■ **Your objective**
Find the lines that include the string "compensating" and report how many there are. Give no other text.

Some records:
□ □ □ □
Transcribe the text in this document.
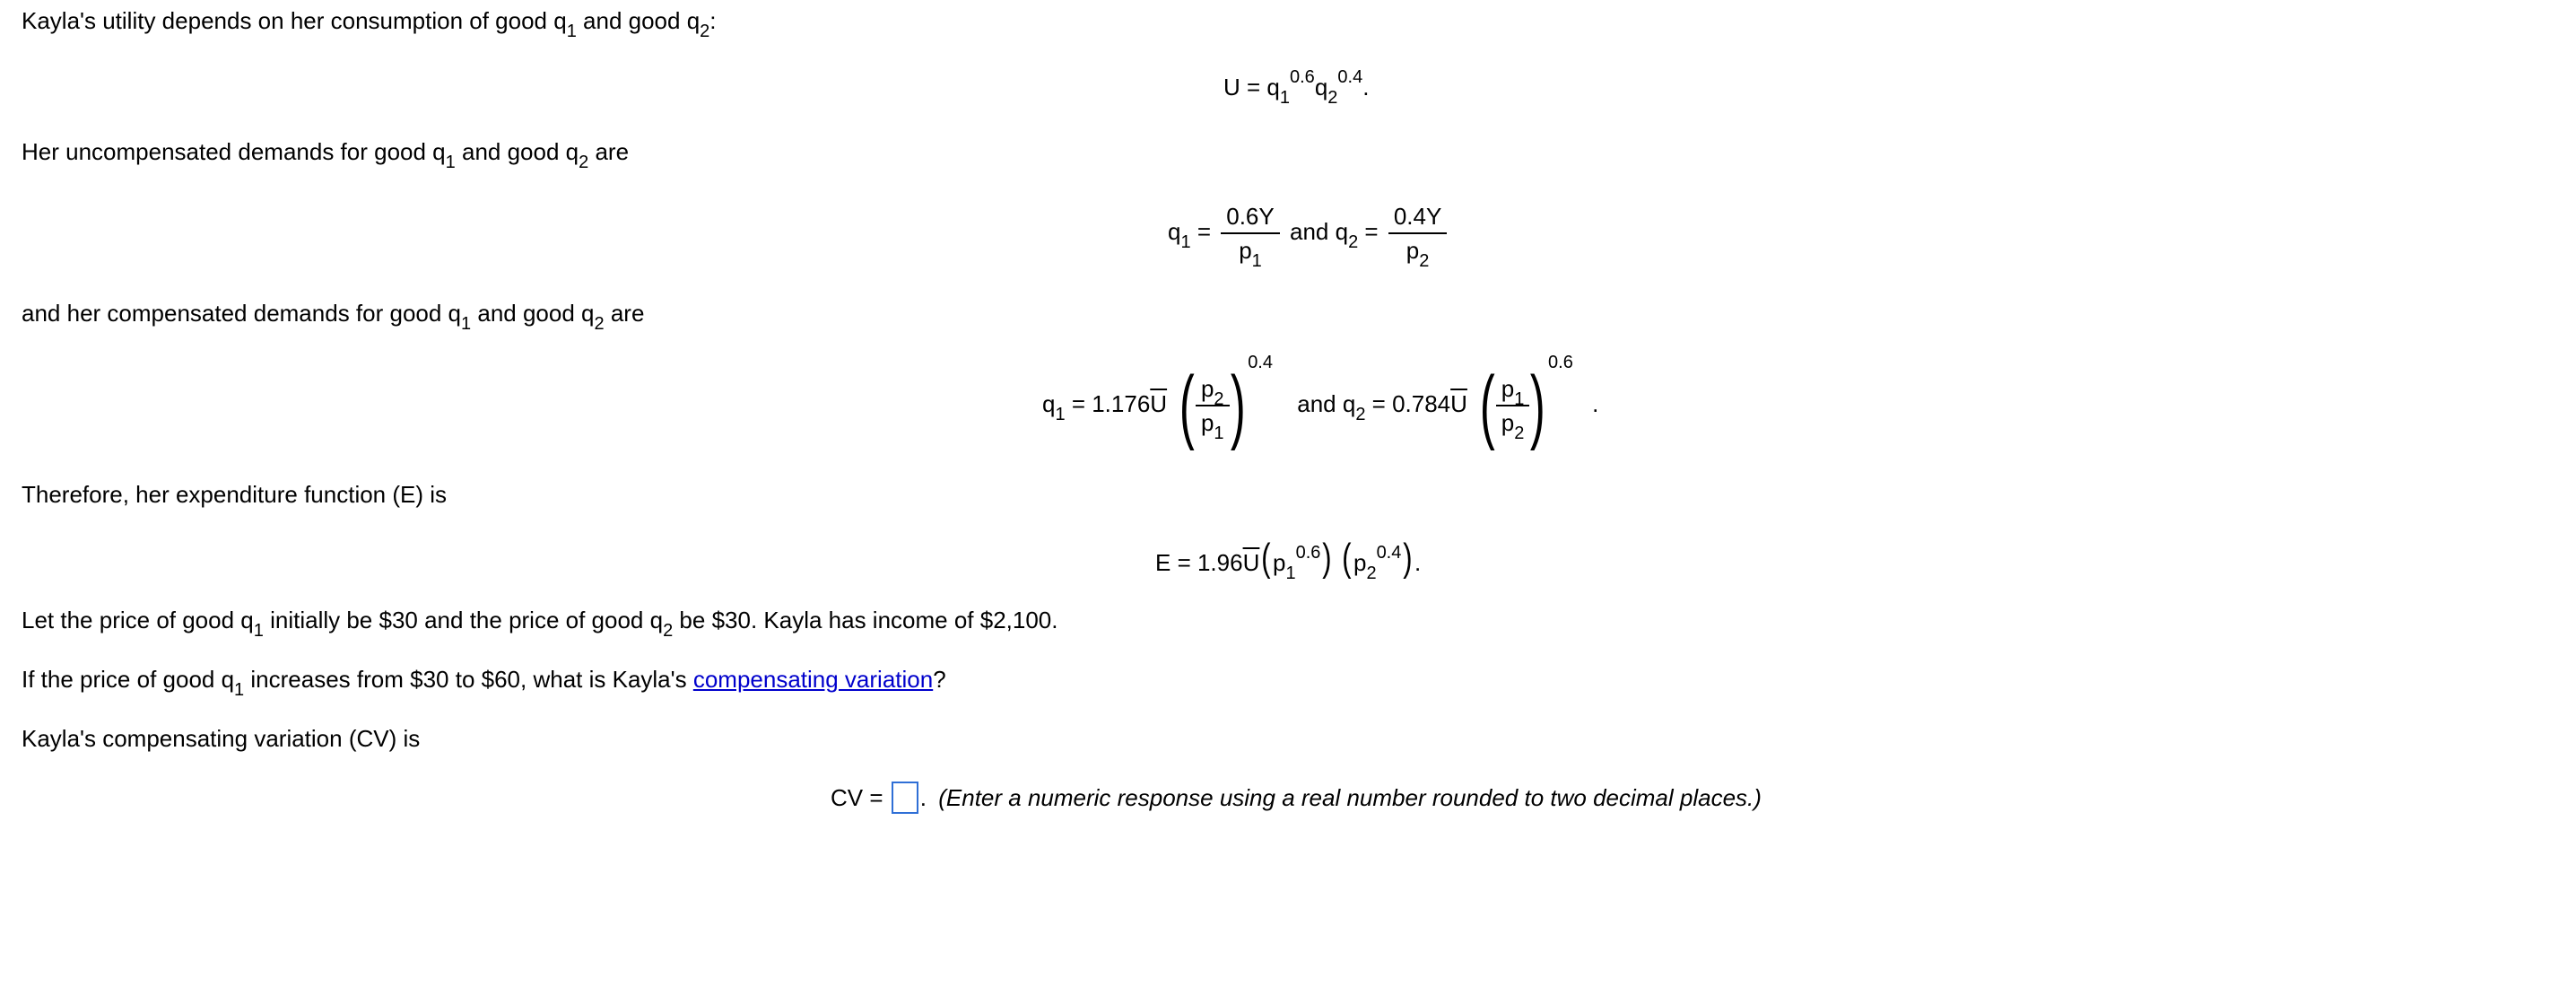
Kayla's utility depends on her consumption of good $q_1$ and good $q_2$:
$U = q_1^{0.6}q_2^{0.4}$.
Her uncompensated demands for good $q_1$ and good $q_2$ are
$q_1 = \frac{0.6Y}{p_1}$ and $q_2 = \frac{0.4Y}{p_2}$
and her compensated demands for good $q_1$ and good $q_2$ are
$q_1 = 1.176\overline{U}$ ( $\frac{p_2}{p_1}$ ) 0.4
and $q_2 = 0.784\overline{U}$ ( $\frac{p_1}{p_2}$ ) 0.6
.
Therefore, her expenditure function (E) is
$E = 1.96\overline{U}(p_1^{0.6})$ $(p_2^{0.4})$.
Let the price of good $q_1$ initially be $30 and the price of good $q_2$ be $30. Kayla has income of $2,100.
If the price of good $q_1$ increases from $30 to $60, what is Kayla's compensating variation?
Kayla's compensating variation (CV) is
CV = . (Enter a numeric response using a real number rounded to two decimal places.)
□ □ □ □
■ **Worked solution**
2